• WHAT YOU ARE ASKED TO DO:
In the listing below, find every line with the string "JSON" and pull it out.

• INFORMATION SHOWN:
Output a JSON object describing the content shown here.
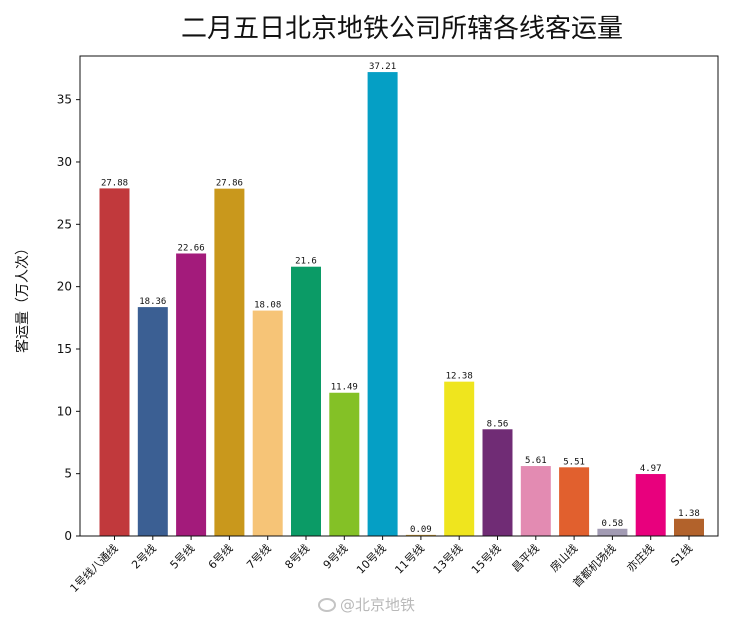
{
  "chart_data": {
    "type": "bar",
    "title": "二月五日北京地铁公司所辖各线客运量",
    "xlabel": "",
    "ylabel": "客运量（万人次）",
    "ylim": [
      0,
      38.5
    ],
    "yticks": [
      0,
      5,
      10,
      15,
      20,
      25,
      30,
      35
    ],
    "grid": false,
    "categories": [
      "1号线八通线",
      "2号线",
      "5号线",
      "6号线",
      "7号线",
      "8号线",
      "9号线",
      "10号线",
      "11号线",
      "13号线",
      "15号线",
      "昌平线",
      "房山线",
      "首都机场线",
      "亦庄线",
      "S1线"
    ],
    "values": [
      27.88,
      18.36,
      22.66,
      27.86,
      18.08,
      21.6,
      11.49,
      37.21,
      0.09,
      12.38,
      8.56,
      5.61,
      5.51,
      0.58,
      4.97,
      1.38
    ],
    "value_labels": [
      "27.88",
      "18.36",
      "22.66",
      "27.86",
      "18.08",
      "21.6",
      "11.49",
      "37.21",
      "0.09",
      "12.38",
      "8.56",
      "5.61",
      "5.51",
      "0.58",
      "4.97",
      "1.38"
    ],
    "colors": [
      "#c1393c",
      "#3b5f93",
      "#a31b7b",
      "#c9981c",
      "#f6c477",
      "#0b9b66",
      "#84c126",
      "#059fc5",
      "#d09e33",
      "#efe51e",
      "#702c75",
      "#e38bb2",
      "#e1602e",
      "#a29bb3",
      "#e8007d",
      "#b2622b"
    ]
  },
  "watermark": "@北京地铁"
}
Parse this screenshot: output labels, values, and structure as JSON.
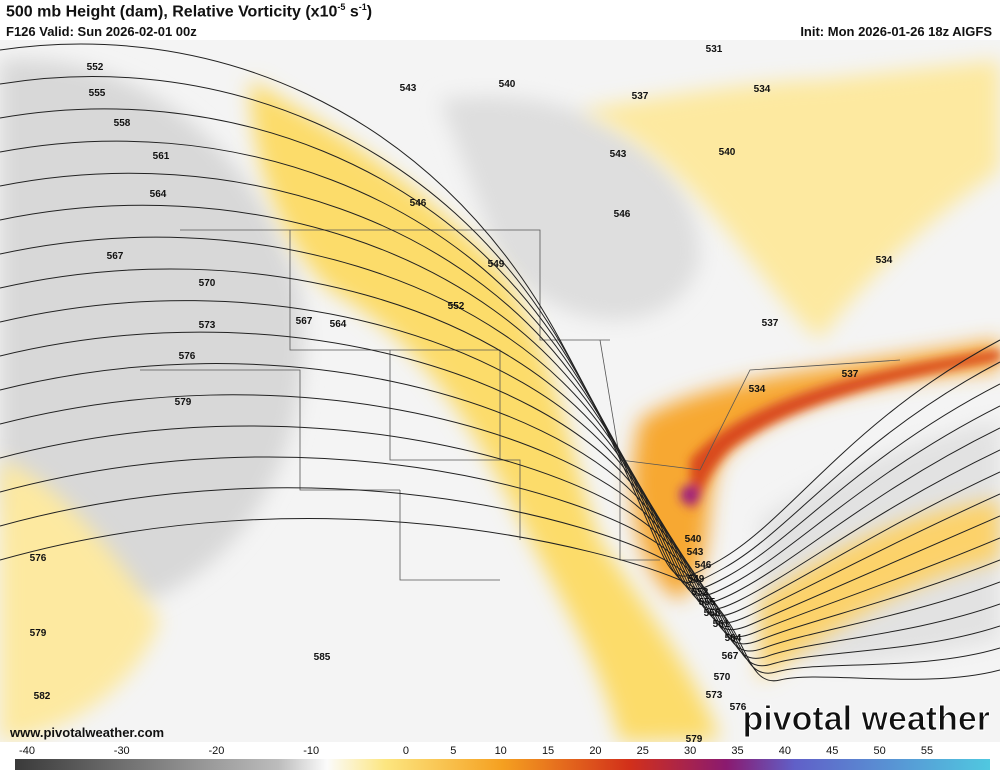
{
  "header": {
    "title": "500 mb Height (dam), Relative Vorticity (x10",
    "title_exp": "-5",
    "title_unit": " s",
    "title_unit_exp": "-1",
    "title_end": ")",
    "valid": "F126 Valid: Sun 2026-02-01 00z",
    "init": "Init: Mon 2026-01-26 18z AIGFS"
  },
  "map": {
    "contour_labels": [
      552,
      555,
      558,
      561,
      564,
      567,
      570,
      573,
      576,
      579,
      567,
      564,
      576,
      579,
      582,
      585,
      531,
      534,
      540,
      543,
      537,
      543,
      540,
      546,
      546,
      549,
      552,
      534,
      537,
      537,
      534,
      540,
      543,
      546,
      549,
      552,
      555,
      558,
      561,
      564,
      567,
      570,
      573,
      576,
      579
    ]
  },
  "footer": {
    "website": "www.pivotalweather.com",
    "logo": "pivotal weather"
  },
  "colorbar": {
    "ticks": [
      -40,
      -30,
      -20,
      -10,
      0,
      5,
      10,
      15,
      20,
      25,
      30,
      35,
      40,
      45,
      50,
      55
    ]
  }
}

• RIGHT ANSWER:
Output a JSON object describing the content shown here.
Parse this screenshot: output labels, values, and structure as JSON.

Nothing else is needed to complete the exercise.